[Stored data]
'''
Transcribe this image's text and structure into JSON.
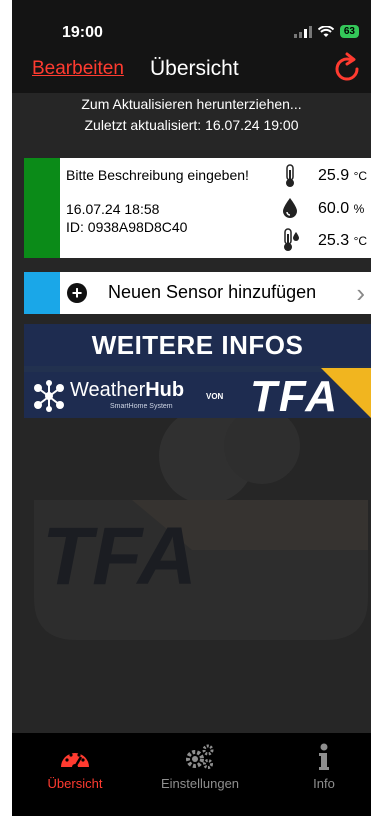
{
  "statusbar": {
    "time": "19:00",
    "battery": "63"
  },
  "navbar": {
    "edit_label": "Bearbeiten",
    "title": "Übersicht"
  },
  "refresh": {
    "pull_hint": "Zum Aktualisieren herunterziehen...",
    "last_updated": "Zuletzt aktualisiert: 16.07.24 19:00"
  },
  "sensor": {
    "description": "Bitte Beschreibung eingeben!",
    "datetime": "16.07.24   18:58",
    "id": "ID: 0938A98D8C40",
    "status_color": "#0b8b18",
    "readings": [
      {
        "icon": "thermometer-icon",
        "value": "25.9",
        "unit": "°C"
      },
      {
        "icon": "humidity-drop-icon",
        "value": "60.0",
        "unit": "%"
      },
      {
        "icon": "dewpoint-thermometer-icon",
        "value": "25.3",
        "unit": "°C"
      }
    ]
  },
  "add_sensor": {
    "label": "Neuen Sensor hinzufügen",
    "accent": "#1aa7e8"
  },
  "banner": {
    "title": "WEITERE INFOS",
    "brand_light": "Weather",
    "brand_bold": "Hub",
    "subtitle": "SmartHome System",
    "von": "VON",
    "logo": "TFA"
  },
  "tabs": [
    {
      "label": "Übersicht",
      "icon": "dashboard-gauge-icon",
      "active": true
    },
    {
      "label": "Einstellungen",
      "icon": "gears-icon",
      "active": false
    },
    {
      "label": "Info",
      "icon": "info-icon",
      "active": false
    }
  ],
  "colors": {
    "accent": "#ff3b30",
    "background": "#262626",
    "bar": "#141414"
  }
}
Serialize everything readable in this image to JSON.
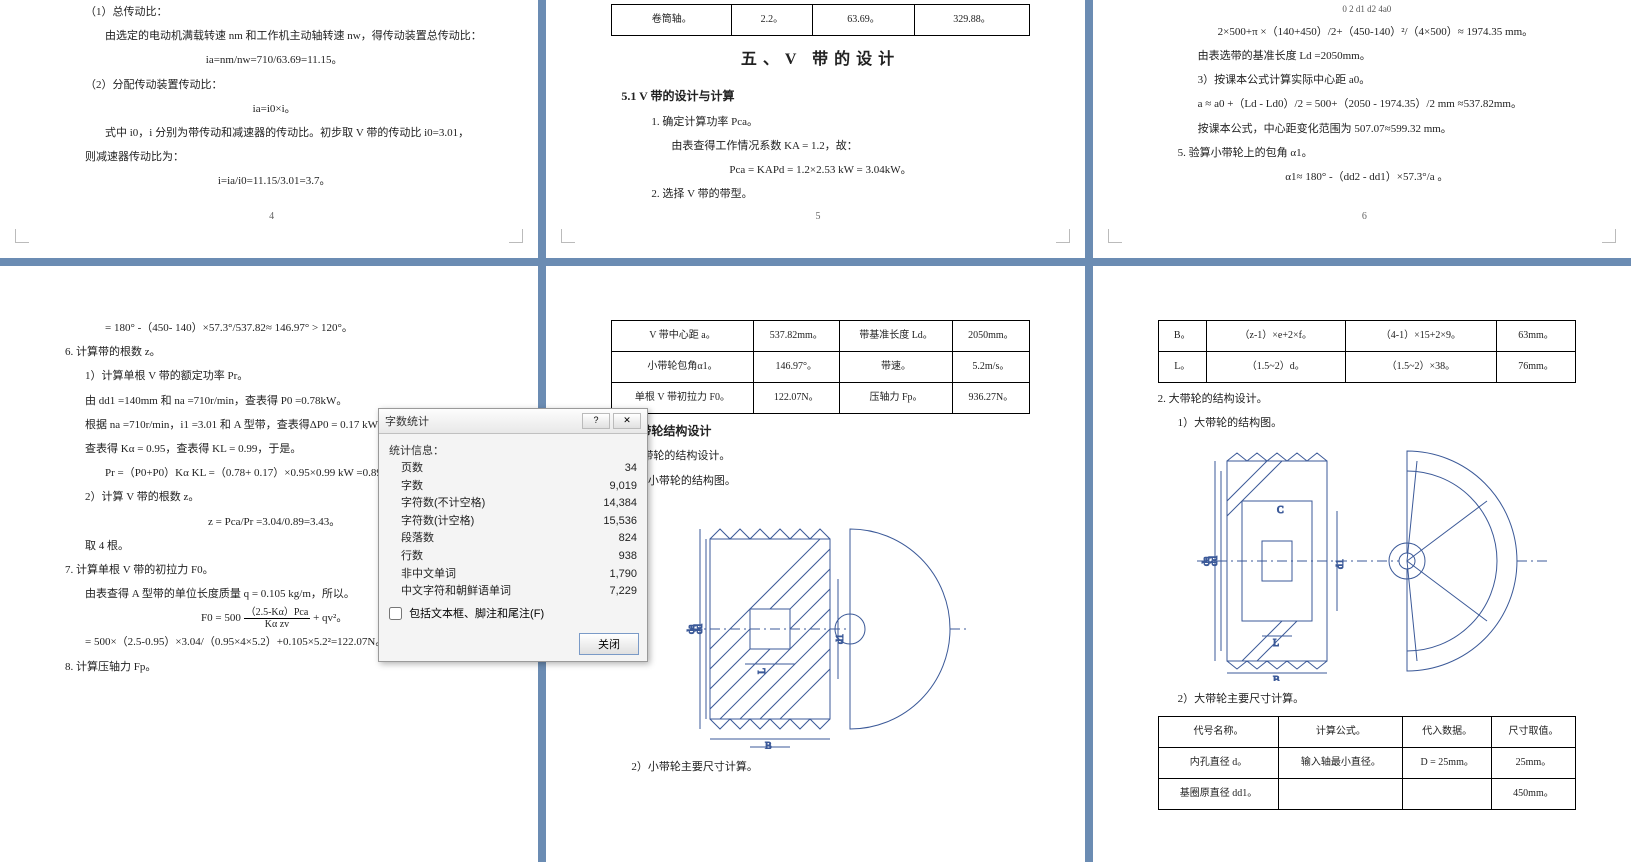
{
  "p1": {
    "l1": "（1）总传动比：",
    "l2": "由选定的电动机满载转速 nm 和工作机主动轴转速 nw，得传动装置总传动比：",
    "l3": "ia=nm/nw=710/63.69=11.15。",
    "l4": "（2）分配传动装置传动比：",
    "l5": "ia=i0×i。",
    "l6": "式中 i0，i 分别为带传动和减速器的传动比。初步取 V 带的传动比 i0=3.01，",
    "l7": "则减速器传动比为：",
    "l8": "i=ia/i0=11.15/3.01=3.7。",
    "pnum": "4"
  },
  "p2": {
    "tbl": {
      "r1": [
        "卷筒轴。",
        "2.2。",
        "63.69。",
        "329.88。"
      ]
    },
    "h": "五、V 带的设计",
    "s1": "5.1 V 带的设计与计算",
    "l1": "1. 确定计算功率 Pca。",
    "l2": "由表查得工作情况系数 KA = 1.2，故：",
    "l3": "Pca = KAPd = 1.2×2.53 kW = 3.04kW。",
    "l4": "2. 选择 V 带的带型。",
    "pnum": "5"
  },
  "p3": {
    "l0": "0   2   d1  d2                4a0",
    "l1": "2×500+π ×（140+450）/2+（450-140）²/（4×500）≈ 1974.35 mm。",
    "l2": "由表选带的基准长度 Ld =2050mm。",
    "l3": "3）按课本公式计算实际中心距 a0。",
    "l4": "a ≈ a0 +（Ld - Ld0）/2 = 500+（2050 - 1974.35）/2 mm ≈537.82mm。",
    "l5": "按课本公式，中心距变化范围为 507.07≈599.32 mm。",
    "l6": "5. 验算小带轮上的包角 α1。",
    "l7": "α1≈ 180° -（dd2 - dd1）×57.3°/a 。",
    "pnum": "6"
  },
  "p4": {
    "l1": "= 180° -（450- 140）×57.3°/537.82≈ 146.97° > 120°。",
    "l2": "6. 计算带的根数 z。",
    "l3": "1）计算单根 V 带的额定功率 Pr。",
    "l4": "由 dd1 =140mm 和 na =710r/min，查表得 P0 =0.78kW。",
    "l5": "根据 na =710r/min，i1 =3.01 和 A 型带，查表得ΔP0 = 0.17 kW。",
    "l6": "查表得 Kα  = 0.95，查表得 KL = 0.99，于是。",
    "l7": "Pr =（P0+P0）Kα  KL =（0.78+ 0.17）×0.95×0.99 kW =0.89kW。",
    "l8": "2）计算 V 带的根数 z。",
    "l9": "z = Pca/Pr =3.04/0.89=3.43。",
    "l10": "取 4 根。",
    "l11": "7. 计算单根 V 带的初拉力 F0。",
    "l12": "由表查得 A 型带的单位长度质量 q = 0.105 kg/m，所以。",
    "fracTop": "（2.5-Kα）Pca",
    "fracBot": "Kα zv",
    "l13a": "F0 = 500",
    "l13b": "+ qv²。",
    "l14": "= 500×（2.5-0.95）×3.04/（0.95×4×5.2）+0.105×5.2²=122.07N。",
    "l15": "8. 计算压轴力 Fp。"
  },
  "p5": {
    "tbl": {
      "r1": [
        "V 带中心距 a。",
        "537.82mm。",
        "带基准长度 Ld。",
        "2050mm。"
      ],
      "r2": [
        "小带轮包角α1。",
        "146.97°。",
        "带速。",
        "5.2m/s。"
      ],
      "r3": [
        "单根 V 带初拉力 F0。",
        "122.07N。",
        "压轴力 Fp。",
        "936.27N。"
      ]
    },
    "h": "5.2 带轮结构设计",
    "l1": "小带轮的结构设计。",
    "l2": "1）小带轮的结构图。",
    "l3": "2）小带轮主要尺寸计算。"
  },
  "p6": {
    "tbl1": {
      "r1": [
        "B。",
        "（z-1）×e+2×f。",
        "（4-1）×15+2×9。",
        "63mm。"
      ],
      "r2": [
        "L。",
        "（1.5~2）d。",
        "（1.5~2）×38。",
        "76mm。"
      ]
    },
    "l1": "2. 大带轮的结构设计。",
    "l2": "1）大带轮的结构图。",
    "l3": "2）大带轮主要尺寸计算。",
    "tbl2": {
      "h": [
        "代号名称。",
        "计算公式。",
        "代入数据。",
        "尺寸取值。"
      ],
      "r1": [
        "内孔直径 d。",
        "输入轴最小直径。",
        "D = 25mm。",
        "25mm。"
      ],
      "r2": [
        "基圈原直径 dd1。",
        "",
        "",
        "450mm。"
      ]
    }
  },
  "dialog": {
    "title": "字数统计",
    "help": "?",
    "close": "✕",
    "hdr": "统计信息：",
    "rows": [
      {
        "k": "页数",
        "v": "34"
      },
      {
        "k": "字数",
        "v": "9,019"
      },
      {
        "k": "字符数(不计空格)",
        "v": "14,384"
      },
      {
        "k": "字符数(计空格)",
        "v": "15,536"
      },
      {
        "k": "段落数",
        "v": "824"
      },
      {
        "k": "行数",
        "v": "938"
      },
      {
        "k": "非中文单词",
        "v": "1,790"
      },
      {
        "k": "中文字符和朝鲜语单词",
        "v": "7,229"
      }
    ],
    "chk": "包括文本框、脚注和尾注(F)",
    "btn": "关闭"
  }
}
'''
_WHAT YOU WILL DO:_
Where a line in the material above holds "thermometer", copy that line.

_EXPECTED OUTPUT:_
        "icon": "thermometer-icon",
        "icon": "dewpoint-thermometer-icon",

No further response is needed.